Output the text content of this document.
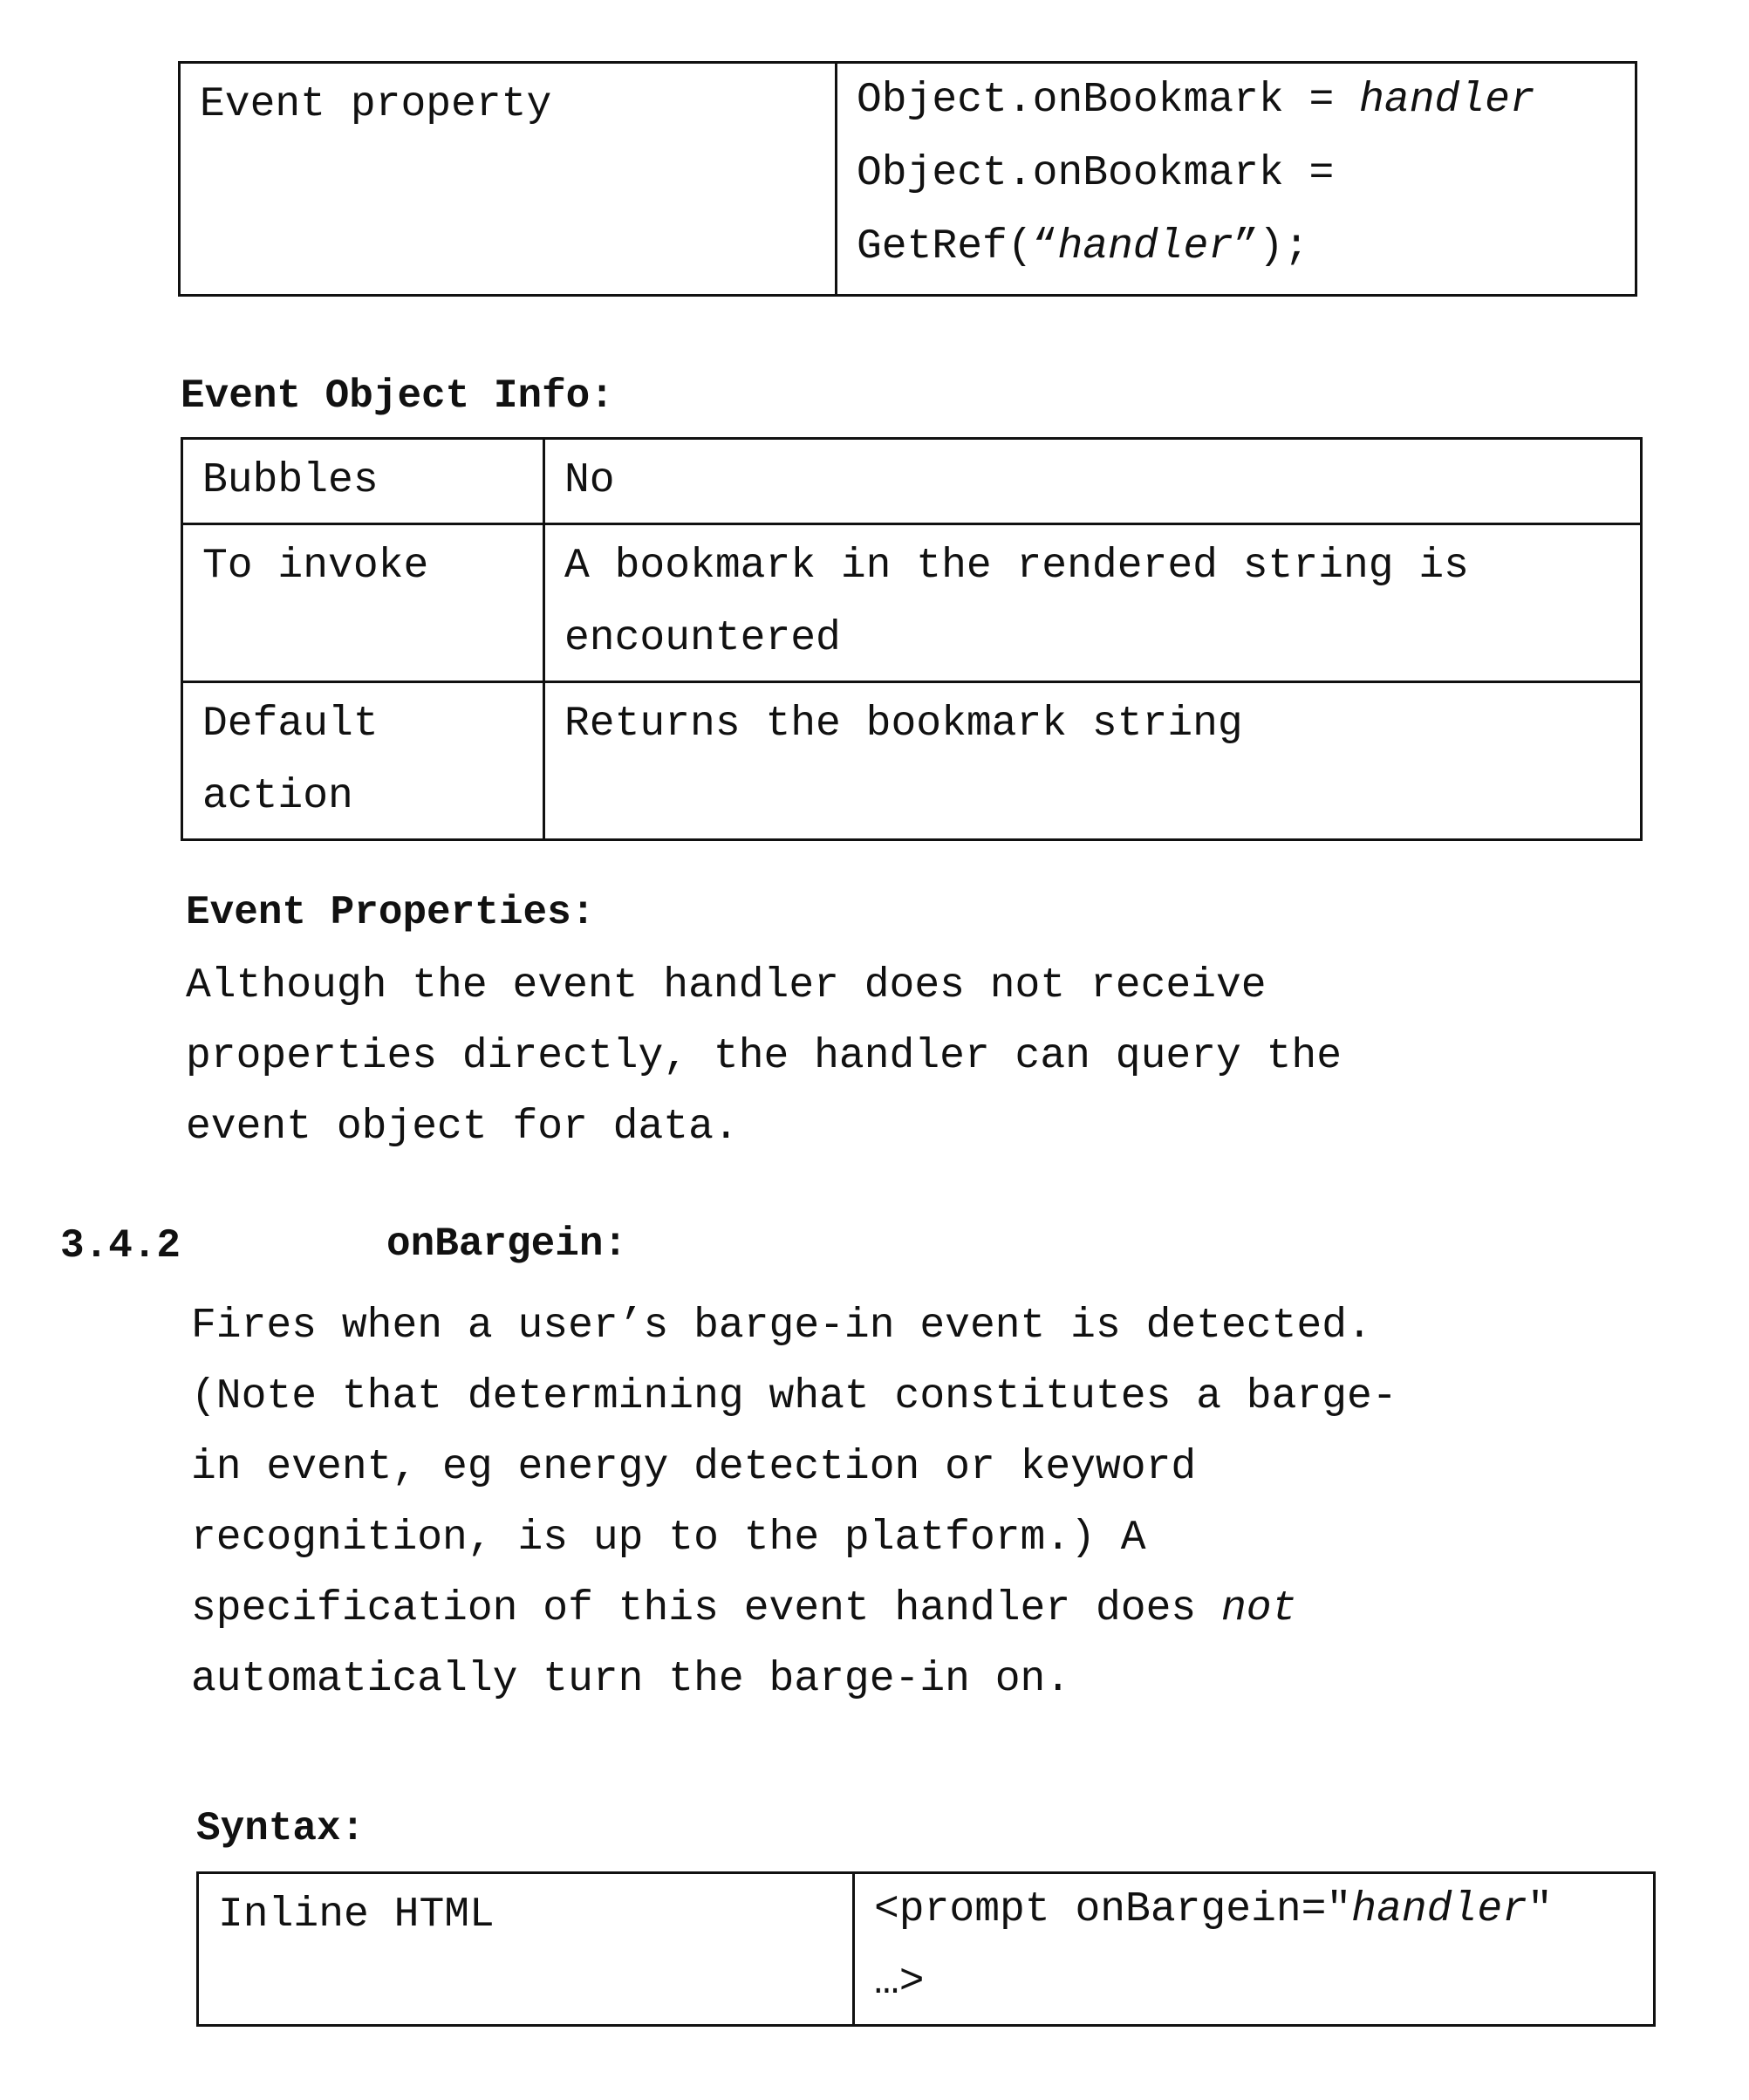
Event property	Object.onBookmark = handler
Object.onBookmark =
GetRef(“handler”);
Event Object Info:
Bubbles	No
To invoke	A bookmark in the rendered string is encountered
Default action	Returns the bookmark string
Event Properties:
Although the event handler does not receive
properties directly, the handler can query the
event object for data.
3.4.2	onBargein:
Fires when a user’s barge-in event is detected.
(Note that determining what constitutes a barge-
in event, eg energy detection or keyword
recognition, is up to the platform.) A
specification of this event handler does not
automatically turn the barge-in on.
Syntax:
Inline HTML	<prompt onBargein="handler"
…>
......
■ Given instruction: All of the entries above should be duplicated exactly, except for the pictures.

■ Task output:
Output the text content of this document.
Event property	Object.onBookmark = handler
Object.onBookmark =
GetRef(“handler”);
Event Object Info:
Bubbles	No
To invoke	A bookmark in the rendered string is encountered
Default action	Returns the bookmark string
Event Properties:
Although the event handler does not receive
properties directly, the handler can query the
event object for data.
3.4.2	onBargein:
Fires when a user’s barge-in event is detected.
(Note that determining what constitutes a barge-
in event, eg energy detection or keyword
recognition, is up to the platform.) A
specification of this event handler does not
automatically turn the barge-in on.
Syntax:
Inline HTML	<prompt onBargein="handler"
…>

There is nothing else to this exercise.